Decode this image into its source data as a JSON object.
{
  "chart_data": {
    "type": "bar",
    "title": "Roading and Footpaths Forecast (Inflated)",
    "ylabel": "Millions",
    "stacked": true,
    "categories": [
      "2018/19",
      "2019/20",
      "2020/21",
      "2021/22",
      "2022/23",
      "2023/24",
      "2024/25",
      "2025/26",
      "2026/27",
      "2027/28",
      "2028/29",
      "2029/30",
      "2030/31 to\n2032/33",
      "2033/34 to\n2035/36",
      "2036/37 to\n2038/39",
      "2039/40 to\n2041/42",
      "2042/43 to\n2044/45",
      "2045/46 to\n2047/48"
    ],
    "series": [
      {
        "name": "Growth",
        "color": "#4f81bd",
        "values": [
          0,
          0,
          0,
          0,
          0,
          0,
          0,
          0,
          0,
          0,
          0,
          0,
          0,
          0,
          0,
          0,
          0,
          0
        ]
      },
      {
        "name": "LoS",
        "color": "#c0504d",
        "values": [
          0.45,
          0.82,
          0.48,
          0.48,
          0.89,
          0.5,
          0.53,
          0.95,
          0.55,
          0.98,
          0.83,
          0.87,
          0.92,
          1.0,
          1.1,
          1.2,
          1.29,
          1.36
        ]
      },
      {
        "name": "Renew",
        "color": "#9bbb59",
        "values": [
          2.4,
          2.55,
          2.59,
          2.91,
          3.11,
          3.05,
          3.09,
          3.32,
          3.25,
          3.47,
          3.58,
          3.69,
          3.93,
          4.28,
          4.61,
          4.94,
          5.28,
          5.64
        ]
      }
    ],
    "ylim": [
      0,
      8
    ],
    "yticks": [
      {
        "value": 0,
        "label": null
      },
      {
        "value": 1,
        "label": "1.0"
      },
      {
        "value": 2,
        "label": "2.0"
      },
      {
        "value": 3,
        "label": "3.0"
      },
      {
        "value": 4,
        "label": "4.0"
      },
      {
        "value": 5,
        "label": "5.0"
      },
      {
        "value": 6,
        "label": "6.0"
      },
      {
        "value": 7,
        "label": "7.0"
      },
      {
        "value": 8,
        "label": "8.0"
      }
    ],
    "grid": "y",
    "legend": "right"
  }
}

• • • • • • •

◆ THE EXERCISE ◆
In the listing, find all lines with the string "color" and copy them.

◆ OUTPUT BELOW ◆
        "color": "#4f81bd",
        "color": "#c0504d",
        "color": "#9bbb59",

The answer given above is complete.